#### Task prompt
Records follow. Pull out every line that contains "Million".

=== Record excerpts ===

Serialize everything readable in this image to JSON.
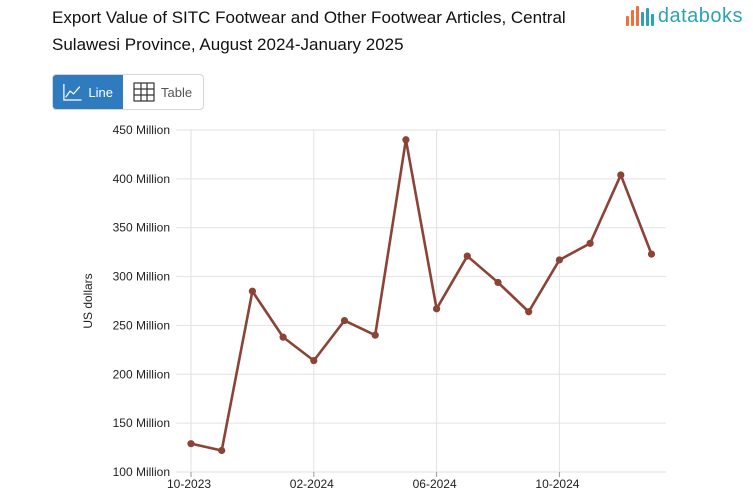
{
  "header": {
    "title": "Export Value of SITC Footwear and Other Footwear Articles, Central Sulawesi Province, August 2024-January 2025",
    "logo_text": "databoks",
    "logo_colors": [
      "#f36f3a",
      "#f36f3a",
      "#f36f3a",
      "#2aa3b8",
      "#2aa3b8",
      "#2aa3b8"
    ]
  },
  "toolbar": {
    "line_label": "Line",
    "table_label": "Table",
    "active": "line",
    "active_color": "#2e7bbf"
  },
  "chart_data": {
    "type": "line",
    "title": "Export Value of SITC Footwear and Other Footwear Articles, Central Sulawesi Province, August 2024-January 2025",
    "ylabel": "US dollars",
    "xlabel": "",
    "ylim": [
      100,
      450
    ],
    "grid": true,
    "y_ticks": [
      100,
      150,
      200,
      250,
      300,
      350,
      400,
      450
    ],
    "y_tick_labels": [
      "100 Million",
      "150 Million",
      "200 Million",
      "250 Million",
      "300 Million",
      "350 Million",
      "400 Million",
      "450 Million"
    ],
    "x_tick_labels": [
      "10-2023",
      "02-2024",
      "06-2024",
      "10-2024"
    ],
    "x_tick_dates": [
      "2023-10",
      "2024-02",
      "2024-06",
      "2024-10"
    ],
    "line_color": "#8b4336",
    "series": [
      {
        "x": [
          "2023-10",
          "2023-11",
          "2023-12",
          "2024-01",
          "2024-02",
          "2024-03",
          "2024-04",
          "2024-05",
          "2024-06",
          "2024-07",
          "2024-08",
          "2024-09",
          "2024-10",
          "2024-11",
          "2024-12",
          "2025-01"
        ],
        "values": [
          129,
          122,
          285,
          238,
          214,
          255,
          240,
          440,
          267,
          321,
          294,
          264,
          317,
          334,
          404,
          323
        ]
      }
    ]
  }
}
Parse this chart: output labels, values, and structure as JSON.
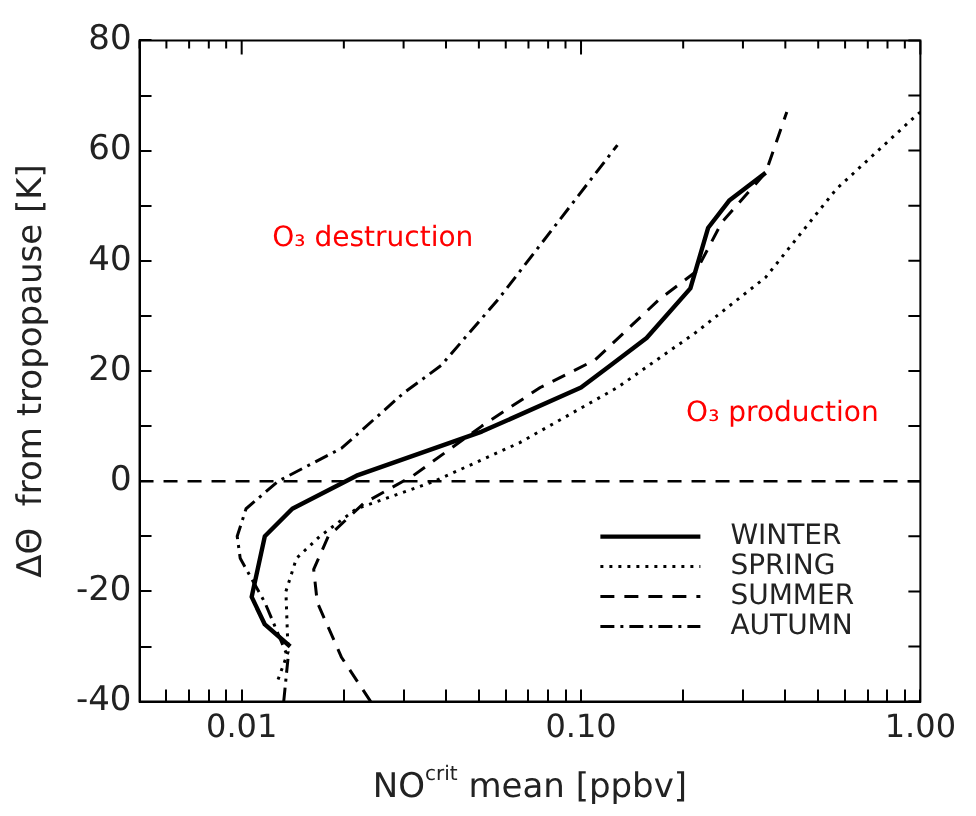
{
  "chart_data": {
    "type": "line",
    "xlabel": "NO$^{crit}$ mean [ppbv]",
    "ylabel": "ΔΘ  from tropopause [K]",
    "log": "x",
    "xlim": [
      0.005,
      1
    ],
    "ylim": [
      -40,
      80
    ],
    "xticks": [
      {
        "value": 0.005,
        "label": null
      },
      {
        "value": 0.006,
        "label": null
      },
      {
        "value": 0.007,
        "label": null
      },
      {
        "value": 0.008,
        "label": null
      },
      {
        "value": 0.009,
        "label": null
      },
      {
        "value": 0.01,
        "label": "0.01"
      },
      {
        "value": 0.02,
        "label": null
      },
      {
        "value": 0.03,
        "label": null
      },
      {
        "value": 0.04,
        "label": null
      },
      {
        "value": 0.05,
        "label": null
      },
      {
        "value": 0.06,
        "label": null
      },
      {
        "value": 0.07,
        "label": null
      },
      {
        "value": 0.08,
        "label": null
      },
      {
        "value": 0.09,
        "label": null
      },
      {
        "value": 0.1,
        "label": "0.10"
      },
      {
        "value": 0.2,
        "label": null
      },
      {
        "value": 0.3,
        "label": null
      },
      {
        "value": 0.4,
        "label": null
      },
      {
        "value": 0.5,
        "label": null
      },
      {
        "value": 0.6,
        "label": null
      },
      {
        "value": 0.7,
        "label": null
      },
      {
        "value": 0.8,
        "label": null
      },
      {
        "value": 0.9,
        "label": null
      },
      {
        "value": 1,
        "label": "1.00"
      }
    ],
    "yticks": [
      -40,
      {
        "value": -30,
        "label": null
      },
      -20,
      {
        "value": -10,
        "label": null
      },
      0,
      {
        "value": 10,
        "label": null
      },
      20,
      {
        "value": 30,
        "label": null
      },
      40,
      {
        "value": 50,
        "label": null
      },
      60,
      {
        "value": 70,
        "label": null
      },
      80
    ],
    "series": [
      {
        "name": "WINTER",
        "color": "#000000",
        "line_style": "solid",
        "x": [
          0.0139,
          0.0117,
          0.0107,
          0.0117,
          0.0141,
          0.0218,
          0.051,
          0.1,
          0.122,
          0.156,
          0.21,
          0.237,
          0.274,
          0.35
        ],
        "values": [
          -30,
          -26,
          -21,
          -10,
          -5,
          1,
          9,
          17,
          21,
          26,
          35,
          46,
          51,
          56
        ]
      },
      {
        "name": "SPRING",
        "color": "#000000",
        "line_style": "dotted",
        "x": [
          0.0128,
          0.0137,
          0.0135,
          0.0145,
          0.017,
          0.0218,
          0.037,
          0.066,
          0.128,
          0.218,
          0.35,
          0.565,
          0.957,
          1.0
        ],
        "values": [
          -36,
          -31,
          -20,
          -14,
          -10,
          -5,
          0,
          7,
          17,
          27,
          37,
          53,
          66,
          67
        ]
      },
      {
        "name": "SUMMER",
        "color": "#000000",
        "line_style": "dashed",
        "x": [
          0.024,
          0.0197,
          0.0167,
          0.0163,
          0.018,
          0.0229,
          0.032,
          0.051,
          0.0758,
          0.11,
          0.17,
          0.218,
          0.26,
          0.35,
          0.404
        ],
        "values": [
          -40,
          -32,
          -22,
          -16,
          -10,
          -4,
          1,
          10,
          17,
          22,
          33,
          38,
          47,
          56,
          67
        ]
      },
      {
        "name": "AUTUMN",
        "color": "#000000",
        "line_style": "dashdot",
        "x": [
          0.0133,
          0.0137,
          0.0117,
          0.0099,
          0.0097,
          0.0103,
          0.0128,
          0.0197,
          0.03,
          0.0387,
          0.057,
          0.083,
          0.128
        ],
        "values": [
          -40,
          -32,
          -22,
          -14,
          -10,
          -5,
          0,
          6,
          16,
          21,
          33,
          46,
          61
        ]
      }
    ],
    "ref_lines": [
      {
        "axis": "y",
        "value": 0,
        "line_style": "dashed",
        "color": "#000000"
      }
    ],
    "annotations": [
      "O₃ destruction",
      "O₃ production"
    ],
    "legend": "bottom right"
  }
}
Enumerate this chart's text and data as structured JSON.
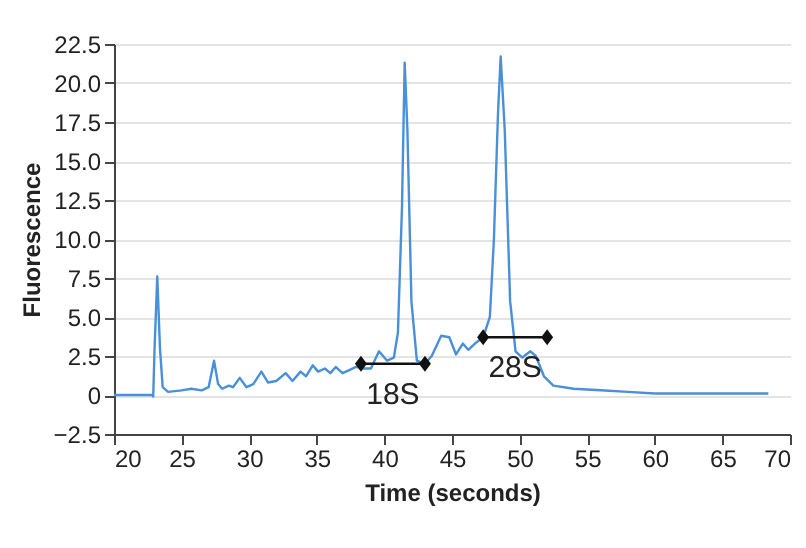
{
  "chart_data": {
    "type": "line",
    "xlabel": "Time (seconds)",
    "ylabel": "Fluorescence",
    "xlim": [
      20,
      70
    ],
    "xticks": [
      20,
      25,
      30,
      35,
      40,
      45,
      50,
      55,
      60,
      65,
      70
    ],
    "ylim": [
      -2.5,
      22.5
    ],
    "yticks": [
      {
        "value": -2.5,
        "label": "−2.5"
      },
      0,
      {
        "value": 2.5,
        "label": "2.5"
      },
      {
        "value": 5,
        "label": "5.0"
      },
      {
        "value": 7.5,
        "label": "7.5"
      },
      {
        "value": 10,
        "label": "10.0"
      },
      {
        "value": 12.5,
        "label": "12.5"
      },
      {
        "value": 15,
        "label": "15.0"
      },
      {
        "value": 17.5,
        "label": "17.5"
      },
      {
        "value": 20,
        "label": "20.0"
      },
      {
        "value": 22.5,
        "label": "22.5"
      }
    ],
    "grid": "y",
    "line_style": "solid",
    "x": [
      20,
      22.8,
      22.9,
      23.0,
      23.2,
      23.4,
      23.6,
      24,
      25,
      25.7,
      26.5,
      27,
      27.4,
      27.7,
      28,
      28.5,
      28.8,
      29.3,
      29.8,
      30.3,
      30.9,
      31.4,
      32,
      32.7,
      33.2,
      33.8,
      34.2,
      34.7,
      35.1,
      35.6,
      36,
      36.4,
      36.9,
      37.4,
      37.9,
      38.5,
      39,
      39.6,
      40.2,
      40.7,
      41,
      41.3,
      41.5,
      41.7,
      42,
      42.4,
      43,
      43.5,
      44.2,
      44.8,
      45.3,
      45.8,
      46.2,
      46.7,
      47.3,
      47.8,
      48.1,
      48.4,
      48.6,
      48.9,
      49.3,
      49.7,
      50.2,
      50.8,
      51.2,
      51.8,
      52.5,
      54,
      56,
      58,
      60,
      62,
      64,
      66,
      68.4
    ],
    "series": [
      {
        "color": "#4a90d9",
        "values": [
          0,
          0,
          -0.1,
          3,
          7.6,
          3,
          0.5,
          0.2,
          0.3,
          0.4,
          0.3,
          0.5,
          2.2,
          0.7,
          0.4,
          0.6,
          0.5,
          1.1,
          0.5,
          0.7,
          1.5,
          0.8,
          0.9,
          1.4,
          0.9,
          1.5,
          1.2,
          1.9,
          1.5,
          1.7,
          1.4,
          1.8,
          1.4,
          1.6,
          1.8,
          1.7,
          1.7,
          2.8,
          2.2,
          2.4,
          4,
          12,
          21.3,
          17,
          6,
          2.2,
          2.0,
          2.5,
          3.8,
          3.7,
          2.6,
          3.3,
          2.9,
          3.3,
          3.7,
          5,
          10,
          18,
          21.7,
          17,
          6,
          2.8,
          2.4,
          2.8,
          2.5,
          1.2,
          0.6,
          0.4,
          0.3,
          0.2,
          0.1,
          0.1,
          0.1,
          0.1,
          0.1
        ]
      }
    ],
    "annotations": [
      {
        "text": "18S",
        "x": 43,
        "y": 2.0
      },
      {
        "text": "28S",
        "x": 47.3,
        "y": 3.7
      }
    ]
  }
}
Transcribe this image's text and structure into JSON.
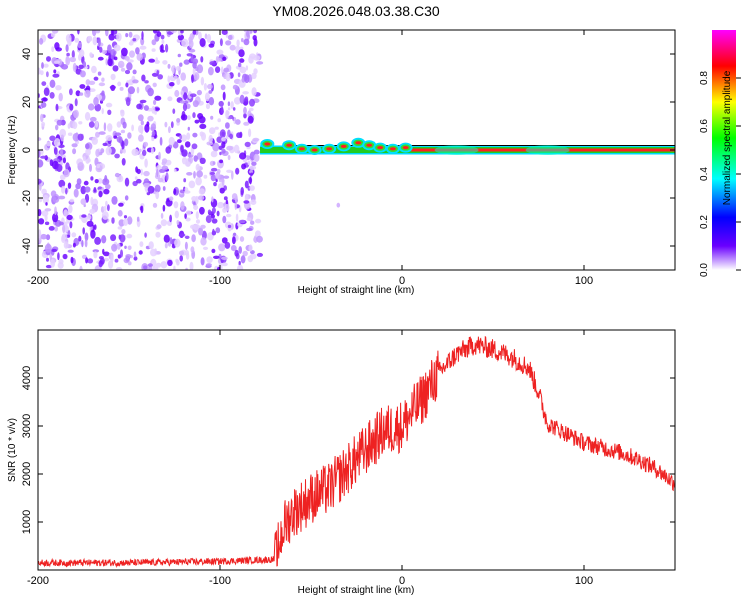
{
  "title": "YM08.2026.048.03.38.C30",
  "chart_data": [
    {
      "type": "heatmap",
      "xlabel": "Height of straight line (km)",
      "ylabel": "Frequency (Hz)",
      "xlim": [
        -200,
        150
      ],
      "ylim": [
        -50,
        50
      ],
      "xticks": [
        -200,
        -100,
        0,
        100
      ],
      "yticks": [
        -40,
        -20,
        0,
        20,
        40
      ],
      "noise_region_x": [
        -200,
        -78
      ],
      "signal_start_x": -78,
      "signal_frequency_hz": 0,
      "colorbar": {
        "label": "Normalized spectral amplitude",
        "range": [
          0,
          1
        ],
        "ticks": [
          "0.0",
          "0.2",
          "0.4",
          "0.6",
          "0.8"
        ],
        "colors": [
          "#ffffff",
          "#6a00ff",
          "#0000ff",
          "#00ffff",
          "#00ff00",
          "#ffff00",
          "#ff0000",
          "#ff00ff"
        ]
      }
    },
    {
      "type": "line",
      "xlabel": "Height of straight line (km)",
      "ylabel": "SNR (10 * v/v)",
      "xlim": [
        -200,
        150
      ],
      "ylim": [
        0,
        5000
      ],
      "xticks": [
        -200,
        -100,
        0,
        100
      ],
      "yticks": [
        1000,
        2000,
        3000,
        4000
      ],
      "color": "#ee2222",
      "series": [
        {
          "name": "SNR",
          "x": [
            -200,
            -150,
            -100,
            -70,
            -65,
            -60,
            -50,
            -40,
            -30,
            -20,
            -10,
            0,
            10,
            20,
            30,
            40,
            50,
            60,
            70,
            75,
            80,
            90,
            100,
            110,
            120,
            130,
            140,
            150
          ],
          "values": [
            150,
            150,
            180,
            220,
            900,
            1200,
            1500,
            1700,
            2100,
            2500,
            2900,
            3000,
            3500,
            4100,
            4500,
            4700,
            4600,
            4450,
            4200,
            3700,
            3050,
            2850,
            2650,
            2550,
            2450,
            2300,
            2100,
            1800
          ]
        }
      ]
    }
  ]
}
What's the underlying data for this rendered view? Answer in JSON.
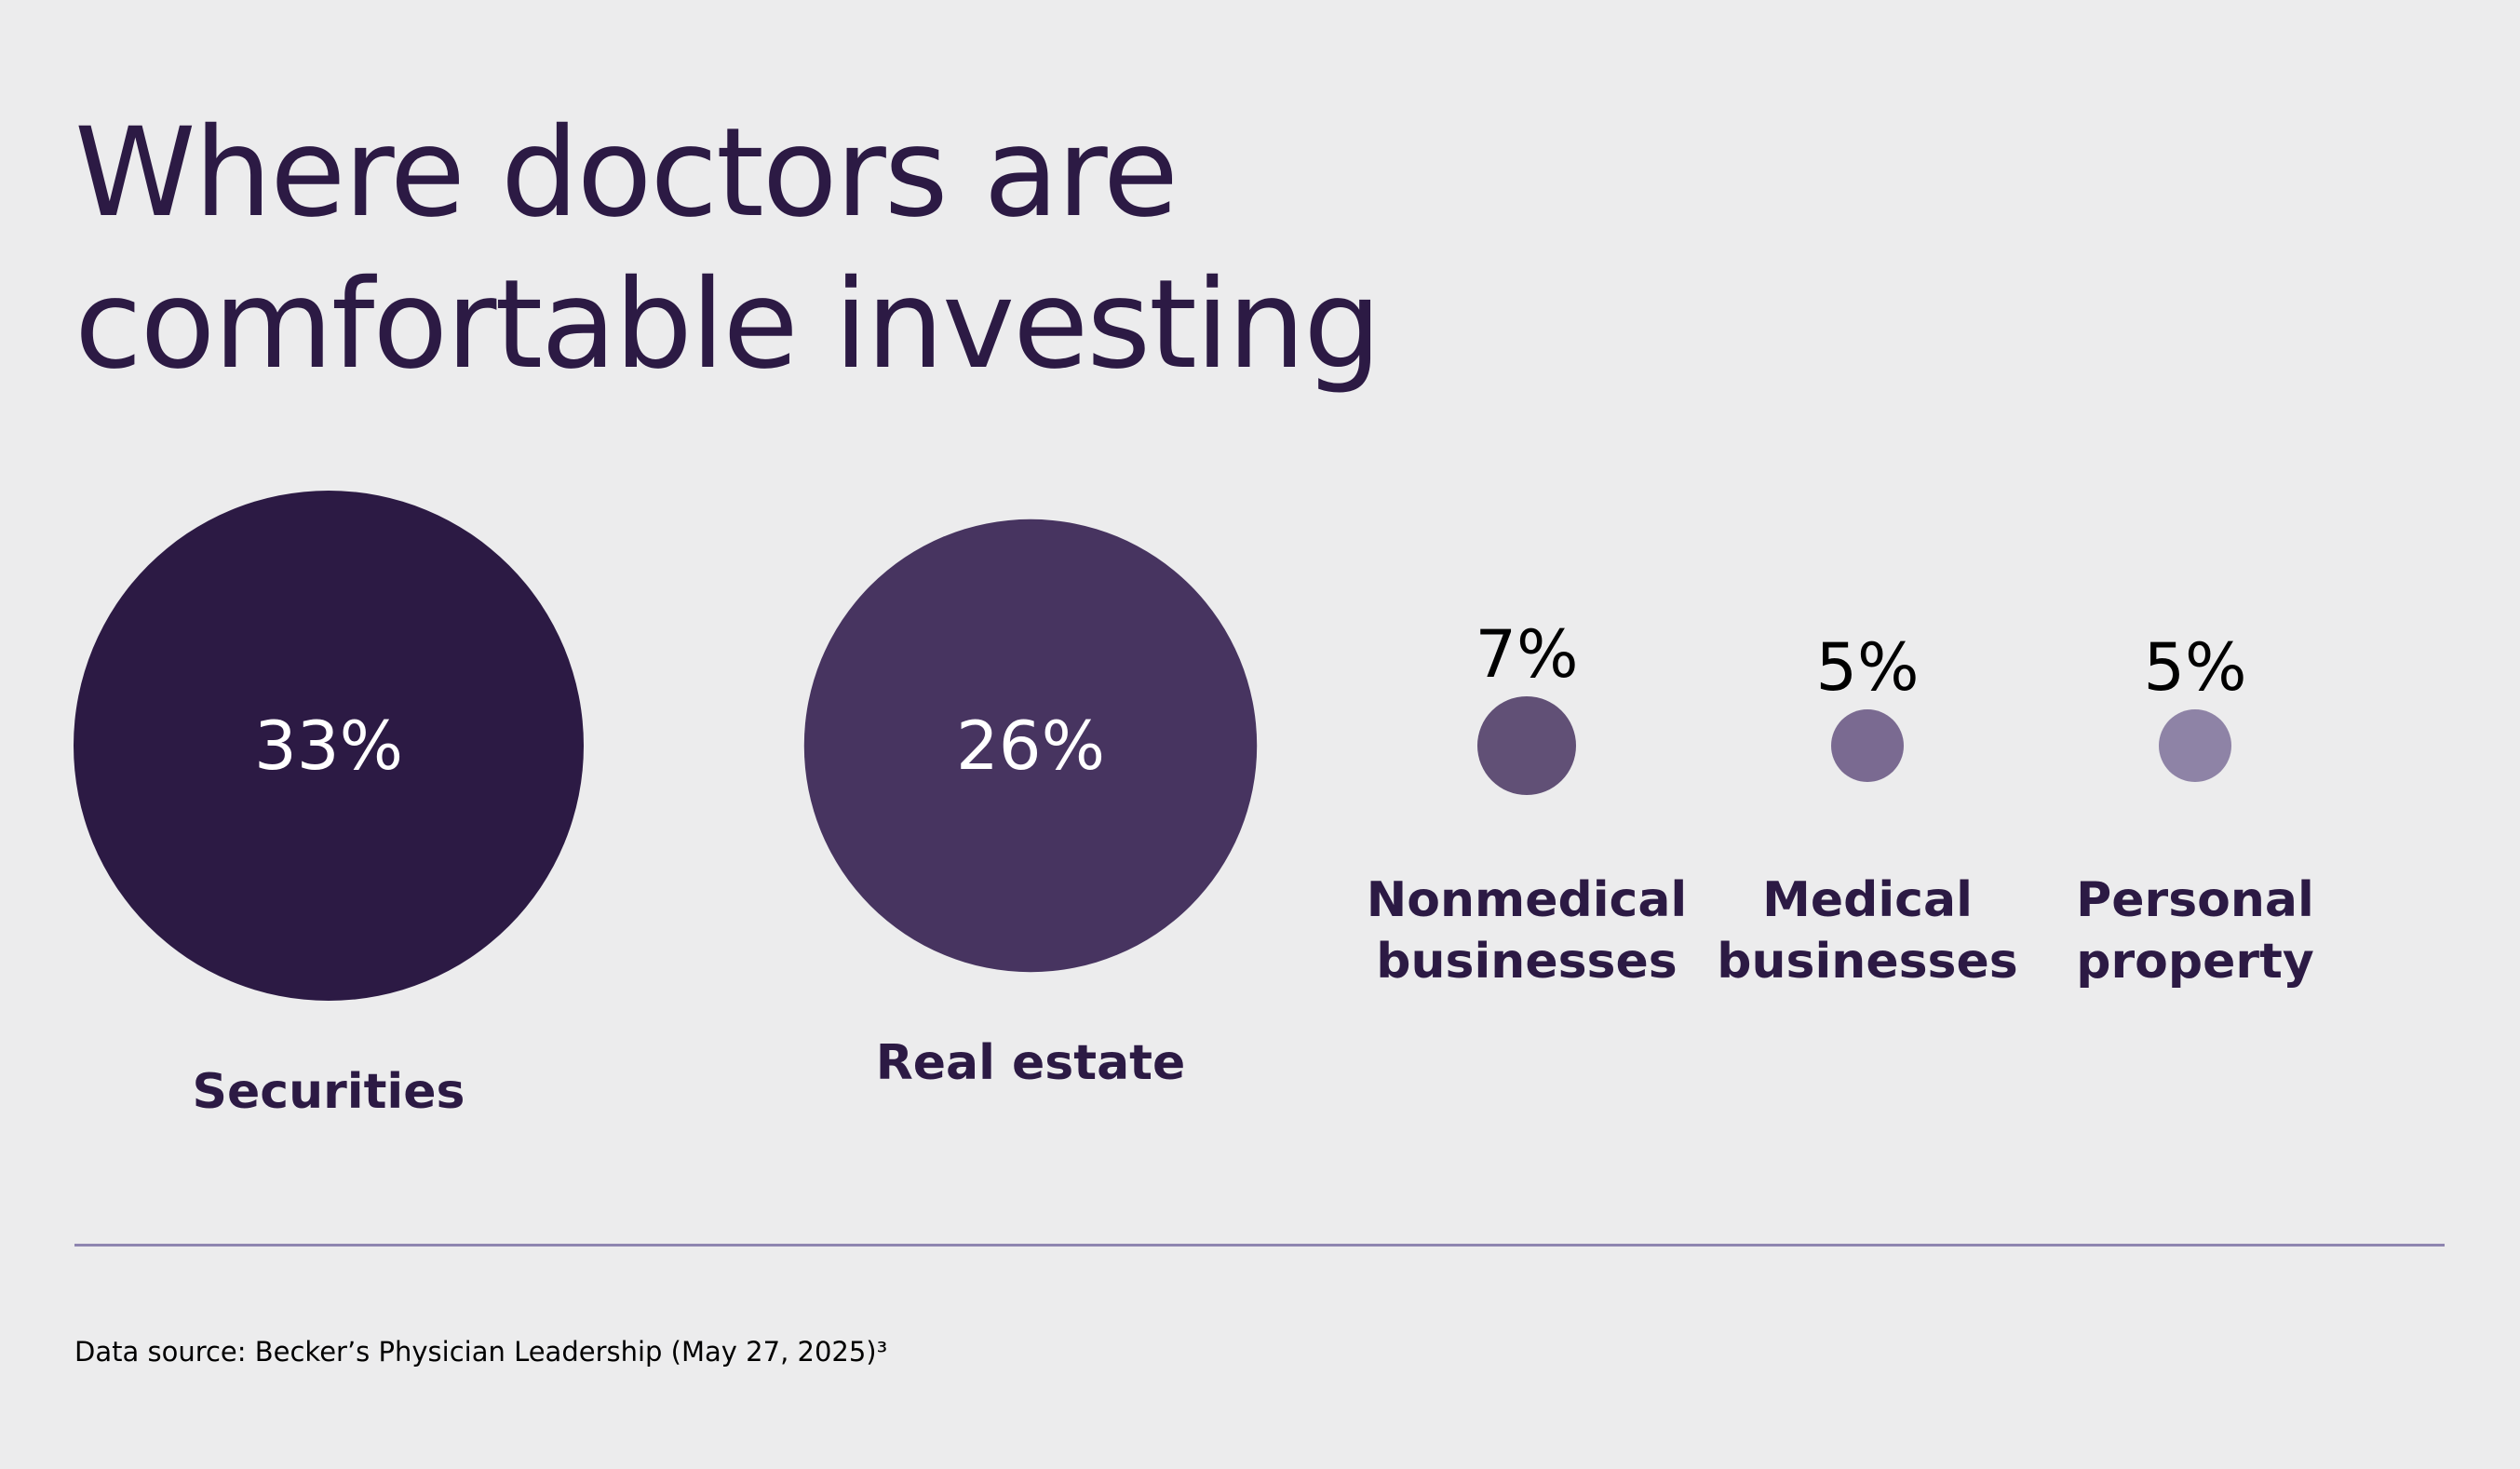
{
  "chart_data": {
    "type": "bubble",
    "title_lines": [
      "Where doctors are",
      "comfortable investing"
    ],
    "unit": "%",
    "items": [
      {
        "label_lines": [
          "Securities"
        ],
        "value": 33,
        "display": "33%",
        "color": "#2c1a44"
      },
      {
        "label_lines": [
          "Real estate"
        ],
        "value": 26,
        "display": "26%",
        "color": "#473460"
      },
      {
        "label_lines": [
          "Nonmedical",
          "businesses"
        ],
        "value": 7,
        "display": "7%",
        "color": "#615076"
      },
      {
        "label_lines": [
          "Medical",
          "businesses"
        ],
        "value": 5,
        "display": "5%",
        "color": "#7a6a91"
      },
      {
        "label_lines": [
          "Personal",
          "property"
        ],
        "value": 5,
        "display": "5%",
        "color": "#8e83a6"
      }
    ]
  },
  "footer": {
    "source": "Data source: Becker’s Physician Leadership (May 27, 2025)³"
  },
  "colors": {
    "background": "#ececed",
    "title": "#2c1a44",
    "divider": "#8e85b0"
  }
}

===

#### Written solution
      "100 Million",
      "150 Million",
      "200 Million",
      "250 Million",
      "300 Million",
      "350 Million",
      "400 Million",
      "450 Million"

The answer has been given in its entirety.